### DIRECTIONS FOR THIS TASK
In the stretch from the line that contains "slice-label: Current transfers <box>34" through the line that contains "Give bounding boxes", change "Goods" to "Merchandise" and give only those lines back, with everything else left as it is.

══ MATERIAL

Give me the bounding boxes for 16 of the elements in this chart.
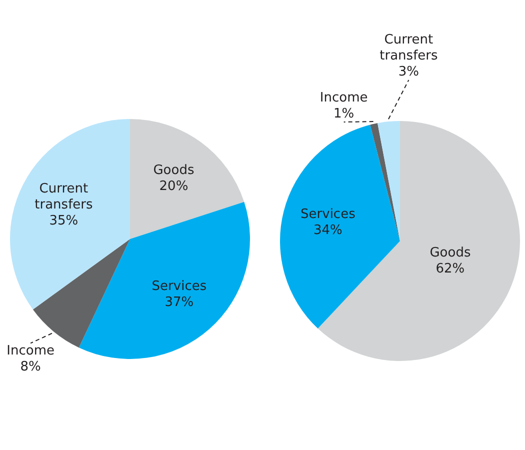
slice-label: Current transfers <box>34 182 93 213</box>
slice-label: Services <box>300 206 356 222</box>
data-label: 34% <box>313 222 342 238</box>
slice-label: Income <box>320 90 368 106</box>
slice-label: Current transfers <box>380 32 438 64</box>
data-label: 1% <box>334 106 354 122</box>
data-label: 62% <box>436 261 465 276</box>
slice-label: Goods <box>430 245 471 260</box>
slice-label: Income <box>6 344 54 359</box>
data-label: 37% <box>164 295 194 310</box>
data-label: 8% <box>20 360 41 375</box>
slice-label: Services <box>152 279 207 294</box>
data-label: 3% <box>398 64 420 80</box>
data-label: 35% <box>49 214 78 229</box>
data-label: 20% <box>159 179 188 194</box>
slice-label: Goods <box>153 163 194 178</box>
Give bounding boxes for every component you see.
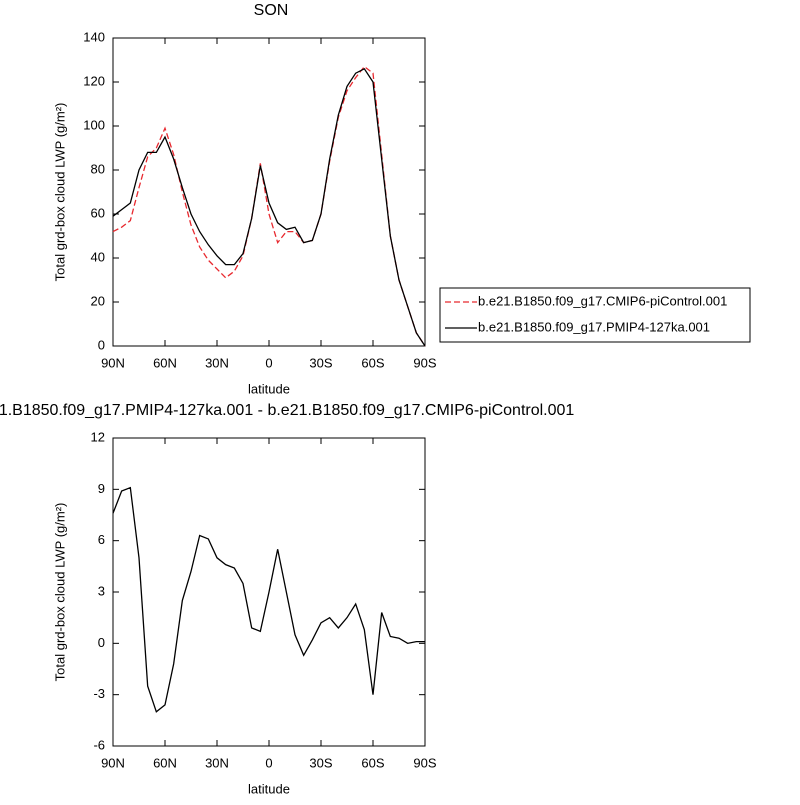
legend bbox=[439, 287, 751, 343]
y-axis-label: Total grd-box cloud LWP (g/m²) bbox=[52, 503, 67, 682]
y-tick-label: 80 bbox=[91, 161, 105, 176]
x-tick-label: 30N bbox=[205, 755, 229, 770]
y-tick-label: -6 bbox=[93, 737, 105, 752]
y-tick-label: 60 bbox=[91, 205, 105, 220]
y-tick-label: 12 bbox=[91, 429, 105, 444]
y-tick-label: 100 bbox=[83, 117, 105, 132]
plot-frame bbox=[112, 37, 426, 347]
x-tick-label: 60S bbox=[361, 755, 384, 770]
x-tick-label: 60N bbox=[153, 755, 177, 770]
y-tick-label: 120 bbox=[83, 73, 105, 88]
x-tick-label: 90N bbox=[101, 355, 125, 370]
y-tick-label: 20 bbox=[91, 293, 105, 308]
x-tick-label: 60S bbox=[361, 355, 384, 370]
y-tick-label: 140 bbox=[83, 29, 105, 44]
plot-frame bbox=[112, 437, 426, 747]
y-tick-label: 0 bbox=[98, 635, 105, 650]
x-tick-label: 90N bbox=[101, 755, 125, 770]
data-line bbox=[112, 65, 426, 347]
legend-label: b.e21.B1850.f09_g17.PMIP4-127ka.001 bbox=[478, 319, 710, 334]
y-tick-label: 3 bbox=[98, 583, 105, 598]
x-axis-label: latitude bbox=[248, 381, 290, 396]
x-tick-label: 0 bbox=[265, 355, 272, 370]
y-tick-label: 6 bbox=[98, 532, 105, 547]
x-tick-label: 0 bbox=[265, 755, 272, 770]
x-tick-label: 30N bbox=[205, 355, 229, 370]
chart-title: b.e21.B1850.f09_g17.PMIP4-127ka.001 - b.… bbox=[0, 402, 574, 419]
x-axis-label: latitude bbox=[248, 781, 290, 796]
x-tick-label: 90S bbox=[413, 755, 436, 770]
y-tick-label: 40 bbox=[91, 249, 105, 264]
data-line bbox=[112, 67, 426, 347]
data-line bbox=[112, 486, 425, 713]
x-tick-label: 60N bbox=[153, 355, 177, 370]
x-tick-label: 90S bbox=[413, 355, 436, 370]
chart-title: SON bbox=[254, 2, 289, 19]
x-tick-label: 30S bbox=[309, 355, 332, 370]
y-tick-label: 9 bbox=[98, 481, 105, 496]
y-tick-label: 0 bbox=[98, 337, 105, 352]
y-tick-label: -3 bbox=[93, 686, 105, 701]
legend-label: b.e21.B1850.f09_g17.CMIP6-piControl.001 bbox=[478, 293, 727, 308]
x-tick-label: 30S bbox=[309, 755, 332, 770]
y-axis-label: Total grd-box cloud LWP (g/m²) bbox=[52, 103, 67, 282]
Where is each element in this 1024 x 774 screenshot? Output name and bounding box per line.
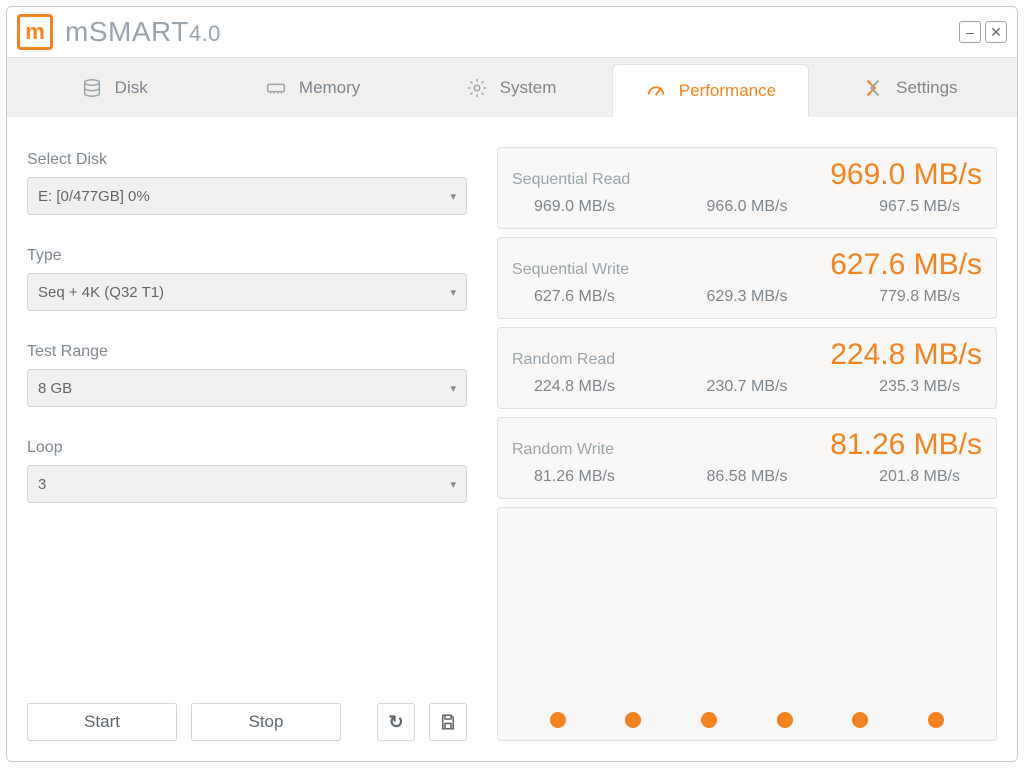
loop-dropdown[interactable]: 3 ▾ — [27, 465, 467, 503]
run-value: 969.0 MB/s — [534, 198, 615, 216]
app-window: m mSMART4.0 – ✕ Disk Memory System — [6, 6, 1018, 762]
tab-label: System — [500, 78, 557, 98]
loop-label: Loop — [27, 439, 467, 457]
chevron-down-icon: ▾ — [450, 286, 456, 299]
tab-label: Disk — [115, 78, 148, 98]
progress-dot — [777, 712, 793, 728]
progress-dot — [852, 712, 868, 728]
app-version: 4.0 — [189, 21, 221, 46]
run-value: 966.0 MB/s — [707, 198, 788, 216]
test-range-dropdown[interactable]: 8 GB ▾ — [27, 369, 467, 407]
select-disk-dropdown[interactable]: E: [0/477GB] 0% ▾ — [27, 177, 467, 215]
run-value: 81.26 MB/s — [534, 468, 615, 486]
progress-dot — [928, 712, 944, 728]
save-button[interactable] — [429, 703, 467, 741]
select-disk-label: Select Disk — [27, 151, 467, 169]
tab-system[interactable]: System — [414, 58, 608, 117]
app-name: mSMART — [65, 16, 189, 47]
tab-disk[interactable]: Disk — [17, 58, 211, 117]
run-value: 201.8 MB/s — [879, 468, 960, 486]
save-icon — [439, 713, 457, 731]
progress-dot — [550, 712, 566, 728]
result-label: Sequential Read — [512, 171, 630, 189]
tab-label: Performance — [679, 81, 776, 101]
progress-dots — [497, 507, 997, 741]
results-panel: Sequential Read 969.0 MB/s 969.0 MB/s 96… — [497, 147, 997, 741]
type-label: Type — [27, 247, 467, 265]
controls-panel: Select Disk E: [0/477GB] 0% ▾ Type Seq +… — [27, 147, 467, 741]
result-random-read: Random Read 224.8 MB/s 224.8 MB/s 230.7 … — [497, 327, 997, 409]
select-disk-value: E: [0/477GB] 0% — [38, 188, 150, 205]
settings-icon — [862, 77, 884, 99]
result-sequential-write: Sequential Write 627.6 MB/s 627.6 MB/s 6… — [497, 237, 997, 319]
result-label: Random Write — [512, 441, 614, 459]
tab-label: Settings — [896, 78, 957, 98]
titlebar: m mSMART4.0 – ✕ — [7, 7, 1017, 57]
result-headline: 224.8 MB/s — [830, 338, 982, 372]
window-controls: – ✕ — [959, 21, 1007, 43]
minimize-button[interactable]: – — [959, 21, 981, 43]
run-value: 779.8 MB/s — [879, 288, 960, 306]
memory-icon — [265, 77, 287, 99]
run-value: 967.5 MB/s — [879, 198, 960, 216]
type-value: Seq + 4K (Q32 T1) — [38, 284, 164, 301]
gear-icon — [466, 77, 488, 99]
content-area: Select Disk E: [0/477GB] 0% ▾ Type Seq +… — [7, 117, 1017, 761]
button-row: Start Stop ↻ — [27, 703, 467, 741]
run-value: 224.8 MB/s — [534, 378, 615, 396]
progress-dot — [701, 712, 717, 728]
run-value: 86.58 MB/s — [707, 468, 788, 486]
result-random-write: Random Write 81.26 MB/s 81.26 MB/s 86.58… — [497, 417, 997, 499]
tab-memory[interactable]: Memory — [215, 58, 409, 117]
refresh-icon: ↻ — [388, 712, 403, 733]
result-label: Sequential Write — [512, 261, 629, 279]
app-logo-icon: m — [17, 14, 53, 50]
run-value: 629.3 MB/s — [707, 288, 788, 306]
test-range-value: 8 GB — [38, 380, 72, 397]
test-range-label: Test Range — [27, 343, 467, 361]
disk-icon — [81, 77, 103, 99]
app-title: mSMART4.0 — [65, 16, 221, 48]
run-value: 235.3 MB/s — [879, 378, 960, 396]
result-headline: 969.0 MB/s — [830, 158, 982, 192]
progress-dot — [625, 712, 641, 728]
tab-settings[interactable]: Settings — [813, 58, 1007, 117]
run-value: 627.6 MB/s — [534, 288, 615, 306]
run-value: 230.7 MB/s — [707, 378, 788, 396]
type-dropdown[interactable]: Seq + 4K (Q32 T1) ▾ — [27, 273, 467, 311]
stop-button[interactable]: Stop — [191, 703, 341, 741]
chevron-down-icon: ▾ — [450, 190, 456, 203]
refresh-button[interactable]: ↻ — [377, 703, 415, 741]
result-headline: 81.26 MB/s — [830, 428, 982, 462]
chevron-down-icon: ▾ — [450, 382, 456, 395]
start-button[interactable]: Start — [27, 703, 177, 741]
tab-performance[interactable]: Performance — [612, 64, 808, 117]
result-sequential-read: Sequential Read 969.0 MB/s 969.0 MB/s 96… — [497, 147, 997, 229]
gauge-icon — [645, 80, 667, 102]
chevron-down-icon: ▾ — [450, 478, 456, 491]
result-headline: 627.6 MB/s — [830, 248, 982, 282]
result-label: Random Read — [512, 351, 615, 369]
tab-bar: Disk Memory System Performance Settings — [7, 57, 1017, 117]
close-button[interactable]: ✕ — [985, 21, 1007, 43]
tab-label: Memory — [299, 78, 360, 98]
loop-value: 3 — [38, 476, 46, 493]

════

### THE COMPLETED TASK
slice-label: Current transfers <box>34 182 93 213</box>
slice-label: Services <box>300 206 356 222</box>
data-label: 34% <box>313 222 342 238</box>
slice-label: Income <box>320 90 368 106</box>
slice-label: Current transfers <box>380 32 438 64</box>
data-label: 1% <box>334 106 354 122</box>
data-label: 62% <box>436 261 465 276</box>
slice-label: Merchandise <box>430 245 471 260</box>
slice-label: Income <box>6 344 54 359</box>
data-label: 37% <box>164 295 194 310</box>
data-label: 8% <box>20 360 41 375</box>
slice-label: Services <box>152 279 207 294</box>
data-label: 3% <box>398 64 420 80</box>
data-label: 35% <box>49 214 78 229</box>
data-label: 20% <box>159 179 188 194</box>
slice-label: Merchandise <box>153 163 194 178</box>
Give bounding boxes for every component you see.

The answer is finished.